Check each line of the material. Copy those containing "object".

(Items from a data source)

+ + +

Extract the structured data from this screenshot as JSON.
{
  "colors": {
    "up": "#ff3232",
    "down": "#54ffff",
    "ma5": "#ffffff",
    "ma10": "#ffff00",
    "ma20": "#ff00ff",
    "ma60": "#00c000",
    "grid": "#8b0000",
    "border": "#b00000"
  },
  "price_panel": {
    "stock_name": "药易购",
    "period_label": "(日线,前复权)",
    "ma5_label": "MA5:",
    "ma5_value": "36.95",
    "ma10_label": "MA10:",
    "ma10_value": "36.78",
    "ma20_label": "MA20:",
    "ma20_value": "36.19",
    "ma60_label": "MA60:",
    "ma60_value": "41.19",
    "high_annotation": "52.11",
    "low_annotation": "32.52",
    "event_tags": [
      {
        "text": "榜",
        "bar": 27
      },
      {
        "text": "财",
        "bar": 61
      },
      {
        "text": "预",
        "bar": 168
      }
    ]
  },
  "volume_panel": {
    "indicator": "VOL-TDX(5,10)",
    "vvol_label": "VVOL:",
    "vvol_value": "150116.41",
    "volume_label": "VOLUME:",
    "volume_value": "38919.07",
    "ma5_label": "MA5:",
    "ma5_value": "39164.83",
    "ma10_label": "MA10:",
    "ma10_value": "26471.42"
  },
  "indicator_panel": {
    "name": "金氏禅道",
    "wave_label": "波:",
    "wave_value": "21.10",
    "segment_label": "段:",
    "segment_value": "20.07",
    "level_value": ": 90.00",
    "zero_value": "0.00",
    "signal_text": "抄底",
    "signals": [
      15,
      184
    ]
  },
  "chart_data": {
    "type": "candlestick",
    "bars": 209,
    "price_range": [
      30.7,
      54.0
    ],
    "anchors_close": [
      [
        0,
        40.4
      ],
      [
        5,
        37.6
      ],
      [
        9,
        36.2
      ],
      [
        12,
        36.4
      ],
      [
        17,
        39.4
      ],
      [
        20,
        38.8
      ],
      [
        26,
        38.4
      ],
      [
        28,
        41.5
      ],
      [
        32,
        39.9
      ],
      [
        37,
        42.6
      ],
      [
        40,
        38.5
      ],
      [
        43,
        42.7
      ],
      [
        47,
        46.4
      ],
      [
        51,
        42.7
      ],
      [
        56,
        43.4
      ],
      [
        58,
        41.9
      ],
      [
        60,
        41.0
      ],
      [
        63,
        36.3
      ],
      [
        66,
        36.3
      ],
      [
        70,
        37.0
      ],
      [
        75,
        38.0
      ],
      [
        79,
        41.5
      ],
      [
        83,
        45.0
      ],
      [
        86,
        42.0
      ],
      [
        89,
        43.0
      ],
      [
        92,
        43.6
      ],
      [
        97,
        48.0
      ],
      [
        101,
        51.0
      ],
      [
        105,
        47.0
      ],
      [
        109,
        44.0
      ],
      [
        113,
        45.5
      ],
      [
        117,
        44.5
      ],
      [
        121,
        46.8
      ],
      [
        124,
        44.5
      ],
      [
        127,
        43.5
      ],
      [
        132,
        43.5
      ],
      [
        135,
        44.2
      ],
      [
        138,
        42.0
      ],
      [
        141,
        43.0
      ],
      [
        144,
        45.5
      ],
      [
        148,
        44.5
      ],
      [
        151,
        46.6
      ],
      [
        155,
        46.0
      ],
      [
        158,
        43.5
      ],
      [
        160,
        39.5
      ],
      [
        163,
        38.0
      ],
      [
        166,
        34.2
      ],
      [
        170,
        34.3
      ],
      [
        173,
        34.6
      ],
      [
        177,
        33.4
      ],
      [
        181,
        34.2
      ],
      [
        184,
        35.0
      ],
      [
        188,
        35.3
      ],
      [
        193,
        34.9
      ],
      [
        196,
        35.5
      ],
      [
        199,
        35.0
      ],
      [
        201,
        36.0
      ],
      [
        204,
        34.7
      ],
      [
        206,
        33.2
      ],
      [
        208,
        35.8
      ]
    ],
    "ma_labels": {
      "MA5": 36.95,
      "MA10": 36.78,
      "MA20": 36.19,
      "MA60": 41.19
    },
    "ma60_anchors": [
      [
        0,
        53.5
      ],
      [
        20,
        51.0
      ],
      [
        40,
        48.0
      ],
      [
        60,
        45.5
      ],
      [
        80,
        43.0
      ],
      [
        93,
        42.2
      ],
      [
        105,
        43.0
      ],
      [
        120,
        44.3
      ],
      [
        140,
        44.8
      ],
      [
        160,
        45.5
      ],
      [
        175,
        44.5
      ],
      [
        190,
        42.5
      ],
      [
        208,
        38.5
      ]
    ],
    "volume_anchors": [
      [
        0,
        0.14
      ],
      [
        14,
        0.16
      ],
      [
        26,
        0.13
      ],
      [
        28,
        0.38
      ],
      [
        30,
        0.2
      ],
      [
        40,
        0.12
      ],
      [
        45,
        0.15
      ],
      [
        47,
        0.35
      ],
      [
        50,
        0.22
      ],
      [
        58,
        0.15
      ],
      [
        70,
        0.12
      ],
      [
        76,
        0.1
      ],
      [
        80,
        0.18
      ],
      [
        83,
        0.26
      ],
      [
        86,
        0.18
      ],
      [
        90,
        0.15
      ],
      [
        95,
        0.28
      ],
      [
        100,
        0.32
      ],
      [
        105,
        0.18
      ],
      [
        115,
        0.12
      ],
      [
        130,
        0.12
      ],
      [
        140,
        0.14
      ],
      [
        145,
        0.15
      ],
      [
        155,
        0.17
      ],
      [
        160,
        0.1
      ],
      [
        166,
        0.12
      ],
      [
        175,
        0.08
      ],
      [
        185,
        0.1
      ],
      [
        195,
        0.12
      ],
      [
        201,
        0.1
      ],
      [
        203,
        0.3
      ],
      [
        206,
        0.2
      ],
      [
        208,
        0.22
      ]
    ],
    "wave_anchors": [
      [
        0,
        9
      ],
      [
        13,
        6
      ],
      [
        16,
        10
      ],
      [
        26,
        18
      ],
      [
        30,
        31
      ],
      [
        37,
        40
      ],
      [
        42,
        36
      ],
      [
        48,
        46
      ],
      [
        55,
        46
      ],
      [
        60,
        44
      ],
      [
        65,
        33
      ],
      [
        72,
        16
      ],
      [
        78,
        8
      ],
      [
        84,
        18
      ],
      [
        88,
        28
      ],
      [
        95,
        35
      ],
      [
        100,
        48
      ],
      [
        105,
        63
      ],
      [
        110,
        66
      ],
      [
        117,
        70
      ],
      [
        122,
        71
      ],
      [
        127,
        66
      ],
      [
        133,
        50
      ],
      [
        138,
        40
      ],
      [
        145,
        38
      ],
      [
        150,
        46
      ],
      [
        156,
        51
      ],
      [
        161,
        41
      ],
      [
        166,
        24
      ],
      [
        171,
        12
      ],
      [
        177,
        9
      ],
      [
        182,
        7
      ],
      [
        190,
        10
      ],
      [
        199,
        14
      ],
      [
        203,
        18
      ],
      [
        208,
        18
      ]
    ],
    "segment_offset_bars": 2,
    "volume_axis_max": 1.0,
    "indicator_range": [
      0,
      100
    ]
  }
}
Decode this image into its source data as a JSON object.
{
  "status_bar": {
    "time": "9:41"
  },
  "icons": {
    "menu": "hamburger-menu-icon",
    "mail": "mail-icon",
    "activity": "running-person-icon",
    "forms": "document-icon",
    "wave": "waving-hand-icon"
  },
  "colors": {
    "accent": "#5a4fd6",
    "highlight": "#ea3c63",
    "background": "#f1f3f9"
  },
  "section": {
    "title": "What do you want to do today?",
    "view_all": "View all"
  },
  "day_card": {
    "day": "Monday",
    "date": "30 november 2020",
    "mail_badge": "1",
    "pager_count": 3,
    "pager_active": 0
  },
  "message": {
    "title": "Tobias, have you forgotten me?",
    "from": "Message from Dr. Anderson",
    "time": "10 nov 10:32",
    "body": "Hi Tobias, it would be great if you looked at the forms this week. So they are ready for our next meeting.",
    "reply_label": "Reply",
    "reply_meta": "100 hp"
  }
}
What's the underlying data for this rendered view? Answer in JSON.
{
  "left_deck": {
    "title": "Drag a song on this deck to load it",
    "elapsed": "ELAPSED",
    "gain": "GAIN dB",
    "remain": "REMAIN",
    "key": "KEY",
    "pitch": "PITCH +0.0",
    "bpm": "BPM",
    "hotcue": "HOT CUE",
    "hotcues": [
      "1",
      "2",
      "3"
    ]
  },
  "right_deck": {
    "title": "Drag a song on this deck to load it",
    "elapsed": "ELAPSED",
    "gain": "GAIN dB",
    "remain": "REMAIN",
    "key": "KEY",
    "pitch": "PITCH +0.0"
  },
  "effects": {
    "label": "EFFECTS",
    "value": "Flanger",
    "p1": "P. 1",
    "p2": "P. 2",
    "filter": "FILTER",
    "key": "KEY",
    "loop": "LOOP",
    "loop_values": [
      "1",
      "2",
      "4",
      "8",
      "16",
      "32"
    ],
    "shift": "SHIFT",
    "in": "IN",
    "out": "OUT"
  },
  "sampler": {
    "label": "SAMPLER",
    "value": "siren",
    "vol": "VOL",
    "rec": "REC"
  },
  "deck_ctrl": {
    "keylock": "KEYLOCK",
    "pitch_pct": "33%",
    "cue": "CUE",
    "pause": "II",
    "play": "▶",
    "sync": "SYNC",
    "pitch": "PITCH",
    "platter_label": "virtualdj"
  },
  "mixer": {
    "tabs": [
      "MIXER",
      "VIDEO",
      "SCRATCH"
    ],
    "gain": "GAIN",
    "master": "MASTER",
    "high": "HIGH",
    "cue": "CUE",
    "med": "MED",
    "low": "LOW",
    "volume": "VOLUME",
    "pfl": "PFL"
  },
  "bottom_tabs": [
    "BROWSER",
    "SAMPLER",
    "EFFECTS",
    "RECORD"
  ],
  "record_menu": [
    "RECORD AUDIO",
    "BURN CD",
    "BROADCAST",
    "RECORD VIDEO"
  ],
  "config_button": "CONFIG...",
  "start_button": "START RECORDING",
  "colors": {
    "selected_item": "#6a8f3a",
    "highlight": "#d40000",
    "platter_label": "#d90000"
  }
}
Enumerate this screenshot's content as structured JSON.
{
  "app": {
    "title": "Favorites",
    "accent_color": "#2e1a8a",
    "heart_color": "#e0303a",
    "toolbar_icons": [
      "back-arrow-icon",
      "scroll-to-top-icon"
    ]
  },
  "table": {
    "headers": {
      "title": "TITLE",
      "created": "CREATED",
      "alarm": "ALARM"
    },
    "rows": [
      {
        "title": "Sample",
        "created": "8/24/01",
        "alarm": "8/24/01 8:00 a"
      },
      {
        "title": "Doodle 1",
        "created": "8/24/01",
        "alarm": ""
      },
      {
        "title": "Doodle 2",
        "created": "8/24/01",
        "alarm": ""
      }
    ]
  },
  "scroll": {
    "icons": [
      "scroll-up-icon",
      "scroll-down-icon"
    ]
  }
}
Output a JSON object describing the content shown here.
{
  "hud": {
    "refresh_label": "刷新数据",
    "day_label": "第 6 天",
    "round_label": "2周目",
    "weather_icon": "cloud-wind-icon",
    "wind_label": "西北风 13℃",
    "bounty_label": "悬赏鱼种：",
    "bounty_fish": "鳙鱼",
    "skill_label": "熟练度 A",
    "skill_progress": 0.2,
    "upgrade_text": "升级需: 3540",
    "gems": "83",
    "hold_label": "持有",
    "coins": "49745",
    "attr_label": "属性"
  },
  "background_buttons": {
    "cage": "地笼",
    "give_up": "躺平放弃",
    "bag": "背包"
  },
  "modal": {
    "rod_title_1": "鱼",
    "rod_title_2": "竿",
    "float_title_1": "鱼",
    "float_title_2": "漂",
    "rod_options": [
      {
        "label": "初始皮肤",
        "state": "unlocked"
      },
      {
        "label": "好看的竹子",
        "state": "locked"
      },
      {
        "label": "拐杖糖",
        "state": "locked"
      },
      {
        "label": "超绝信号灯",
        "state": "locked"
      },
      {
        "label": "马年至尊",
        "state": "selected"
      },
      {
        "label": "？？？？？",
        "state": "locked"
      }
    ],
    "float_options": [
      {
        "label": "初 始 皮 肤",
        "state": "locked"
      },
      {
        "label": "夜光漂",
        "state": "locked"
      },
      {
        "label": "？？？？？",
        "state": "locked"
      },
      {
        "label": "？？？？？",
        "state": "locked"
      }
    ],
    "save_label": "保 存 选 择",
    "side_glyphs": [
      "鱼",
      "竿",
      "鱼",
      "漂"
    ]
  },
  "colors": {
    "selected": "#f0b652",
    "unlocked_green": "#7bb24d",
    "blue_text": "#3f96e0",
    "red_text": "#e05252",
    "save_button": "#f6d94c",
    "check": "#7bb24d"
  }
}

+ + +

The reply:
Decode this image into its source data as a JSON object.
Output a JSON object describing the content shown here.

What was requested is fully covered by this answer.